(Items from a figure collection)
-- BEGIN --
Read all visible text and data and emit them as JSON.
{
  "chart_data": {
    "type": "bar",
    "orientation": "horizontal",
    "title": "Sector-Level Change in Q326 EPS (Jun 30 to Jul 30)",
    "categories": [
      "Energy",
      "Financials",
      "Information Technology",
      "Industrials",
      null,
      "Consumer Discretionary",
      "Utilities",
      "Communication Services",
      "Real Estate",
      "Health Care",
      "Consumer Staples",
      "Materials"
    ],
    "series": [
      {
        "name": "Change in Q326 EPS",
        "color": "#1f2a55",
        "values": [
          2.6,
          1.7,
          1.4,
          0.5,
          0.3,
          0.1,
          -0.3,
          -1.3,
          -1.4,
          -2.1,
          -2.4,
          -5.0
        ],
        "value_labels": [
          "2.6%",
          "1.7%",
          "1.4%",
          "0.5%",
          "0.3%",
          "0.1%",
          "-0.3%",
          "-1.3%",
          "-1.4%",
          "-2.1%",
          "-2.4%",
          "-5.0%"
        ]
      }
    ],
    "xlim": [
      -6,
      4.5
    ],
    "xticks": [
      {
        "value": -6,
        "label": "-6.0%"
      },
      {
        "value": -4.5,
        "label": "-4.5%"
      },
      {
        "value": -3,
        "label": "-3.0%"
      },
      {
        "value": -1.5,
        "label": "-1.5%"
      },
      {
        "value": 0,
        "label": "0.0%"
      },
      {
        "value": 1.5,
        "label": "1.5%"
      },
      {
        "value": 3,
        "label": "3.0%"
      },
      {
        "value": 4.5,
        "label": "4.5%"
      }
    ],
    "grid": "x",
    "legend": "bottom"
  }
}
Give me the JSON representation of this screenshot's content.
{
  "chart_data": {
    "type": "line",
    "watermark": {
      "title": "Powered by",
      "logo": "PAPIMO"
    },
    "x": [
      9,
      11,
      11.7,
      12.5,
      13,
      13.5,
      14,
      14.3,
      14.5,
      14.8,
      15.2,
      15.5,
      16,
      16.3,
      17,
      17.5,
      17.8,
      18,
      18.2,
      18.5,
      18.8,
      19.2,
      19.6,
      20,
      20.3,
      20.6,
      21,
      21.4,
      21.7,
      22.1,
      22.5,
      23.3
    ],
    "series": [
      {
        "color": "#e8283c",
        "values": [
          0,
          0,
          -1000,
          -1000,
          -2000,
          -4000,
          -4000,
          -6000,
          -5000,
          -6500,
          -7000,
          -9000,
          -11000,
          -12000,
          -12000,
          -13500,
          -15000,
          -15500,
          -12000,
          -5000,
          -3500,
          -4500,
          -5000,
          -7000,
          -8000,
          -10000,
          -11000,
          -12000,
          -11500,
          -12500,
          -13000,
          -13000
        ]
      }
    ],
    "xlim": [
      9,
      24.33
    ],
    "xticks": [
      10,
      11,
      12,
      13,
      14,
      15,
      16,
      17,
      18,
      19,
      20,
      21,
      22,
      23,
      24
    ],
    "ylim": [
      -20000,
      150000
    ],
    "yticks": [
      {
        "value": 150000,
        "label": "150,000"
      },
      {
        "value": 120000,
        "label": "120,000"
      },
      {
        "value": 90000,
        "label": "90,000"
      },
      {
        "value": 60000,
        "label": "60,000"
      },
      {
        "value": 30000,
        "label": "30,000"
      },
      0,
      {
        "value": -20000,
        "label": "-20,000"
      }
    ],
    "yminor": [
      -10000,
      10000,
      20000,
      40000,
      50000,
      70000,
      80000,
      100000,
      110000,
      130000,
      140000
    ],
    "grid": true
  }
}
-- END --
#### GIVEN EXERCISE:
Gather every line from the listing above in which the word "JSON" appears.

#### COMPLETED TASK:
Read all visible text and data and emit them as JSON.
Give me the JSON representation of this screenshot's content.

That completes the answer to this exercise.